WORK REQUIRED –
Gather every line in the data below that contains the string "team". Copy each such line unchanged, one per line.

Element box records –
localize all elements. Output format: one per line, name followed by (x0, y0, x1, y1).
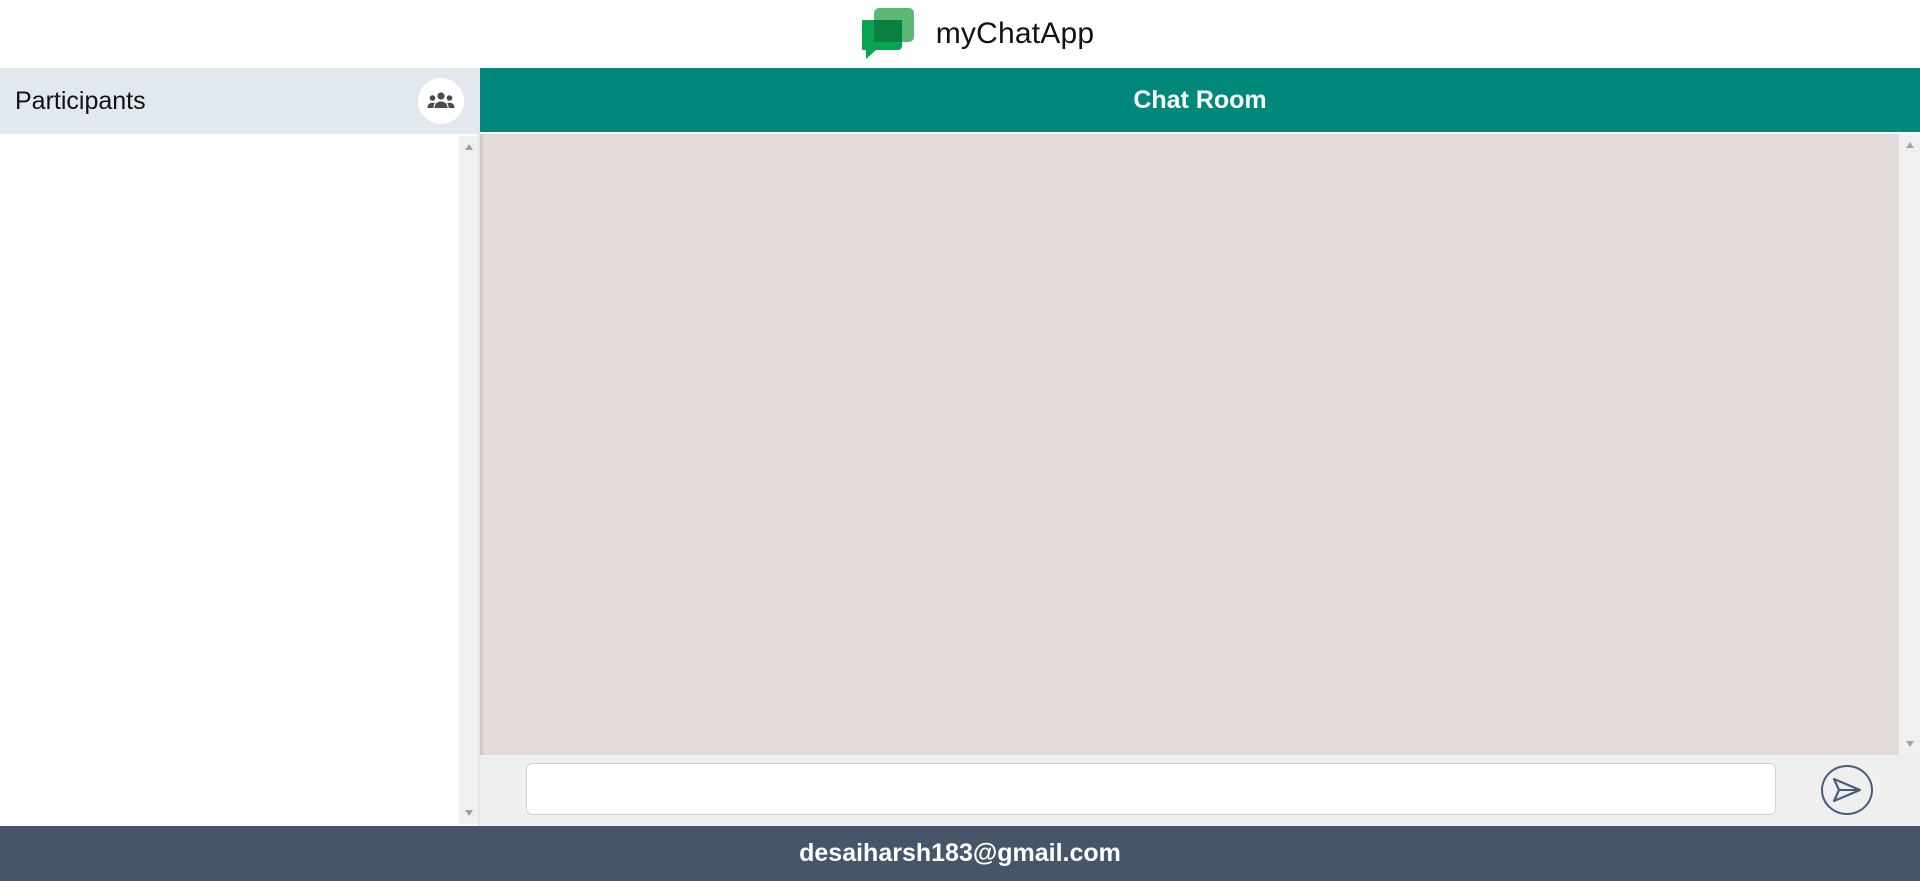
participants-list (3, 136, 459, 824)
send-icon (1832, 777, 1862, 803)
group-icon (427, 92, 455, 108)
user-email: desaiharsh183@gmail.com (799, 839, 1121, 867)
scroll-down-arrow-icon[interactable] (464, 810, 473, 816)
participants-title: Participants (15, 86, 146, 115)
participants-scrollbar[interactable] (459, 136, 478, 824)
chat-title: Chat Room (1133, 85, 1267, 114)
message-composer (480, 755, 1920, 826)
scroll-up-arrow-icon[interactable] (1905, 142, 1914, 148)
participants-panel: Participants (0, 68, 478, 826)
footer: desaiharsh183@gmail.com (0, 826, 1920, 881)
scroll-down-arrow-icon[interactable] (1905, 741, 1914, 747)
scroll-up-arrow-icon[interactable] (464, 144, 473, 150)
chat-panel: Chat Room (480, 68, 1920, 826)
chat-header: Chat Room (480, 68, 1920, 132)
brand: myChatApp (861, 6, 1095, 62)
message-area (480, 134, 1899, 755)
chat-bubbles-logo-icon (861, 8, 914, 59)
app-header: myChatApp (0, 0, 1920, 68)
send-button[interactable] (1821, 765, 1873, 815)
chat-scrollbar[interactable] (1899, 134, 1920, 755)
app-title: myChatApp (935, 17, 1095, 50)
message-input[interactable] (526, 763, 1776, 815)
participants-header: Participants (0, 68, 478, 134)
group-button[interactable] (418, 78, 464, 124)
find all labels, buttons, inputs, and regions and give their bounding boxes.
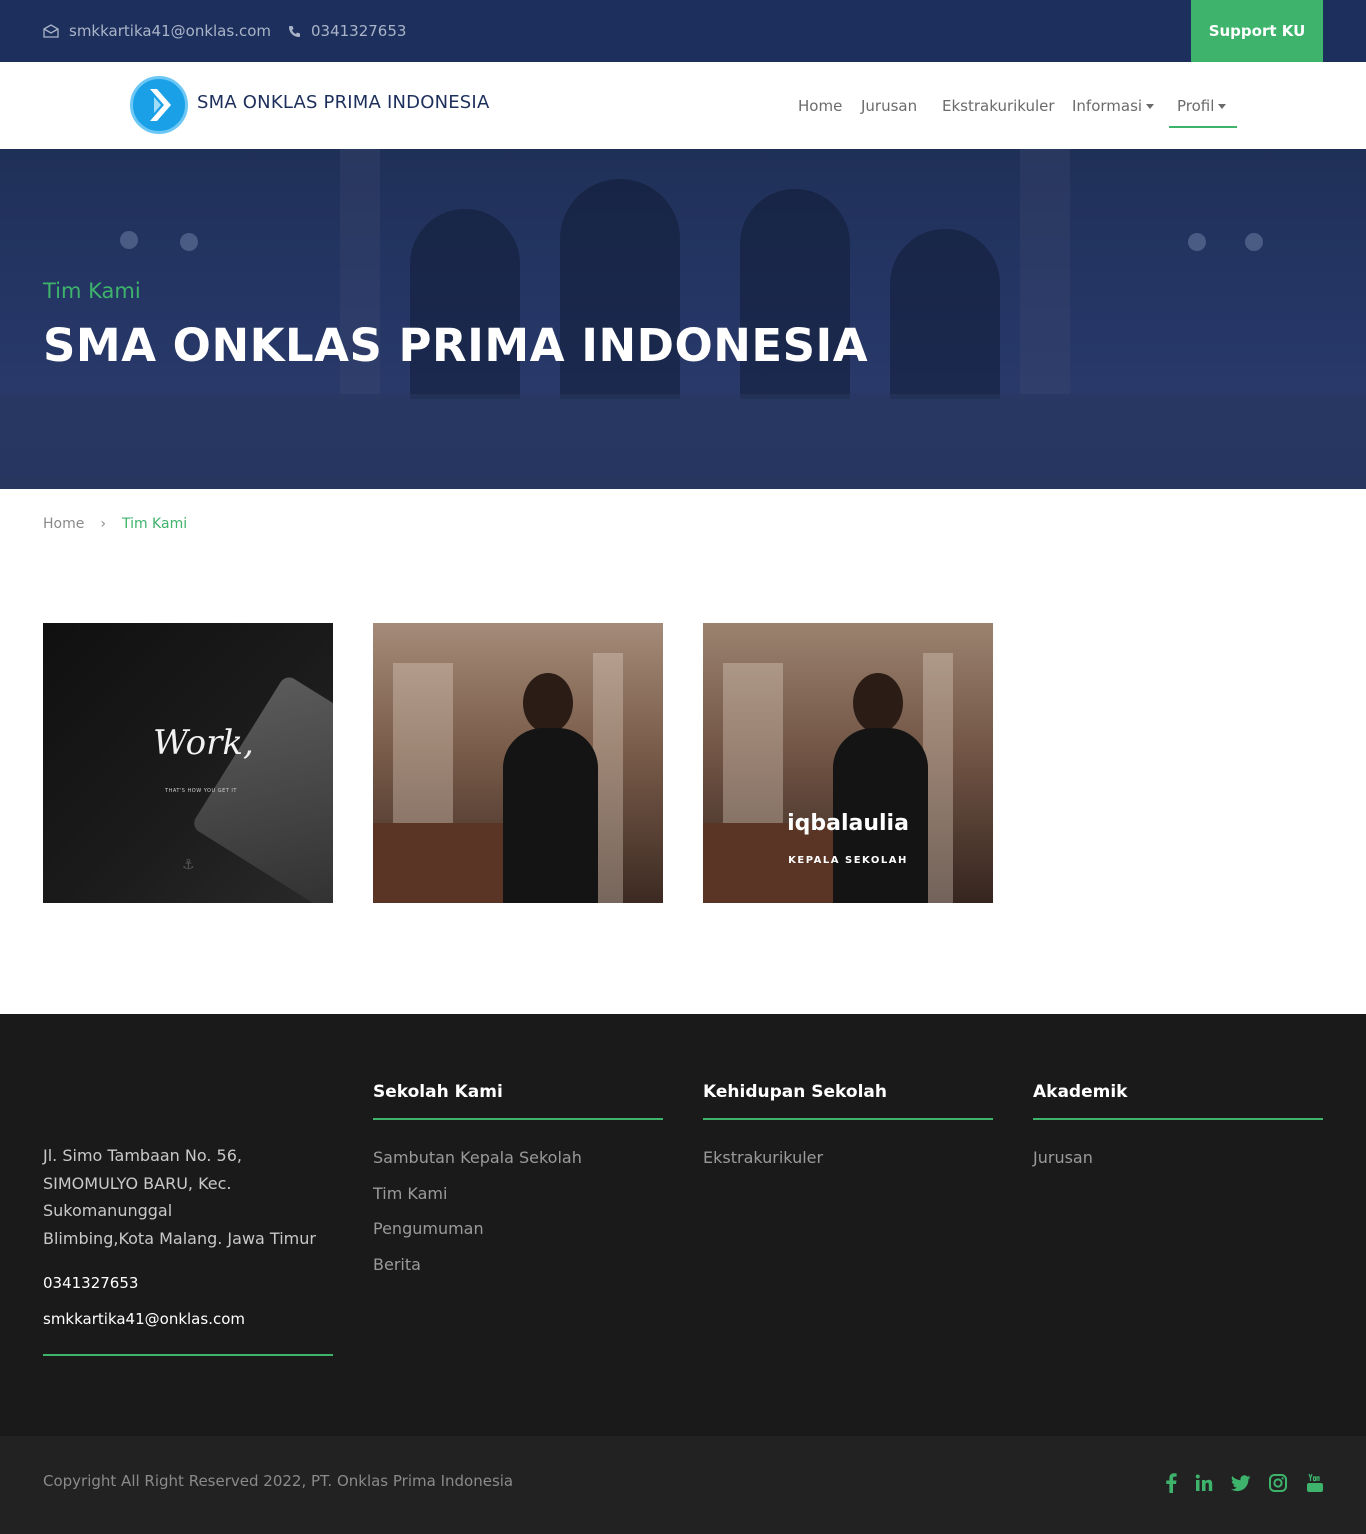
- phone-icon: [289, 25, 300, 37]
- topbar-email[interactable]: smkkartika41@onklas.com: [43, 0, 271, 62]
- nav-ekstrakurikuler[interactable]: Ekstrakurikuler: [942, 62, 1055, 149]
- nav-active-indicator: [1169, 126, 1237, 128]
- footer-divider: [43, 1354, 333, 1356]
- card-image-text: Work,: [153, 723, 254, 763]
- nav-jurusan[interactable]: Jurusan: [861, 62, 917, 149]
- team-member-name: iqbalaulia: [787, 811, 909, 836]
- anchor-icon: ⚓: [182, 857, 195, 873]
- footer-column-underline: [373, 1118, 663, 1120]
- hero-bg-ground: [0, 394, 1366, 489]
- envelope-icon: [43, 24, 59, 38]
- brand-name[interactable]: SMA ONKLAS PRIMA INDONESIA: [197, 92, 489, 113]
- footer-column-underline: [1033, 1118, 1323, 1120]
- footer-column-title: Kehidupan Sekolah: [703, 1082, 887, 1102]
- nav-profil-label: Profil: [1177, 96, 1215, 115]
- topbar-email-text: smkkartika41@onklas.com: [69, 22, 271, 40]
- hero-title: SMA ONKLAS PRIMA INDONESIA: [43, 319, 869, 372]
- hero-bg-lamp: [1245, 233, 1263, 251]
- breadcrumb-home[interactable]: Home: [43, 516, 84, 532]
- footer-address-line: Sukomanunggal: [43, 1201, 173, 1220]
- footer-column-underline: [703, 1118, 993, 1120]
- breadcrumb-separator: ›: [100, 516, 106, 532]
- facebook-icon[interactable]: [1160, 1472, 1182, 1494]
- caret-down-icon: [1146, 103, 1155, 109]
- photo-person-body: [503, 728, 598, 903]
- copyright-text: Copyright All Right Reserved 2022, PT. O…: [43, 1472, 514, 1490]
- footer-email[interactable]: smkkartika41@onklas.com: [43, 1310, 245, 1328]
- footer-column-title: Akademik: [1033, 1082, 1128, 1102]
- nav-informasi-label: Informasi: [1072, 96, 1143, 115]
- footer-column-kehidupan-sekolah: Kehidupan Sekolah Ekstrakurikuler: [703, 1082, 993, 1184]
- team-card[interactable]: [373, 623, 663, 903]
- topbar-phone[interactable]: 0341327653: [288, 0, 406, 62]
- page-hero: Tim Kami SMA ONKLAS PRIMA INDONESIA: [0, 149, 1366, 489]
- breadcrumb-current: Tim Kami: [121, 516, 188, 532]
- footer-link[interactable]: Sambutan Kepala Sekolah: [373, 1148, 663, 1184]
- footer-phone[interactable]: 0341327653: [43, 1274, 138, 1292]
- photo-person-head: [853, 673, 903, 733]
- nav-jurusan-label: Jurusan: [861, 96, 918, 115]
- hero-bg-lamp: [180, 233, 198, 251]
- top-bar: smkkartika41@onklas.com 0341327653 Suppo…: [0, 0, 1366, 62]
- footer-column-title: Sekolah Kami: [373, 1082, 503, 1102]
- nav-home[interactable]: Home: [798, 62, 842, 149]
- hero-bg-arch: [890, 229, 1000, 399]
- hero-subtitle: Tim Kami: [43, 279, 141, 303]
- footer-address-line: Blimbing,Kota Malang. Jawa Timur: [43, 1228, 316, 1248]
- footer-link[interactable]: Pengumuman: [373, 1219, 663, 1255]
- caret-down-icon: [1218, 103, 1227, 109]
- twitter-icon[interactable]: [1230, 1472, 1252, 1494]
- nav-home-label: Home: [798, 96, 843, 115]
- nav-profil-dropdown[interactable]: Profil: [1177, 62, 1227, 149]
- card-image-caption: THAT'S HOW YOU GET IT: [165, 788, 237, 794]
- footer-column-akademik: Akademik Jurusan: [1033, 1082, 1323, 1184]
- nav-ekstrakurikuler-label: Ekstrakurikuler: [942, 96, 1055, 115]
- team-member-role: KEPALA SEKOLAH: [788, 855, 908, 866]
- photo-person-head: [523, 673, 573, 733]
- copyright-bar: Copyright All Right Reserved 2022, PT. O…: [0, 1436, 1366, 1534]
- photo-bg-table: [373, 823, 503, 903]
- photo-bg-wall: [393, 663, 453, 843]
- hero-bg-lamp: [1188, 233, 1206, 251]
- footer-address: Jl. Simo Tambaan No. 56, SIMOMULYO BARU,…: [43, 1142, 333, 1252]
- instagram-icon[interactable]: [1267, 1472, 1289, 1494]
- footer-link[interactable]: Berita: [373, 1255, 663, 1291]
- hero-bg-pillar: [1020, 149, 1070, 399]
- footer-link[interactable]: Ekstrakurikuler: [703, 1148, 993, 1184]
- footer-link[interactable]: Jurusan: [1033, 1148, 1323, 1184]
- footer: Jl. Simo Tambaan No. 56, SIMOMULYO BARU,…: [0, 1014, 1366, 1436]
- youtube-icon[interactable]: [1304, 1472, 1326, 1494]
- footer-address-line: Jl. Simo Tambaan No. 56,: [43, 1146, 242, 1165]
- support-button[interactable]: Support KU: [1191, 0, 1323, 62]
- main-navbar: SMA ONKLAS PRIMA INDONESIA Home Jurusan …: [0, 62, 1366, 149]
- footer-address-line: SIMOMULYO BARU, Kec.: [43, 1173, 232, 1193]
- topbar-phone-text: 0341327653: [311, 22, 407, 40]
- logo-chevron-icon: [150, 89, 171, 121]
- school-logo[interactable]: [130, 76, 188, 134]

FINISHED ANSWER –
- team-member-name: iqbalaulia: [787, 811, 909, 836]
- team-card[interactable]: [373, 623, 663, 903]
- team-member-role: KEPALA SEKOLAH: [788, 855, 908, 866]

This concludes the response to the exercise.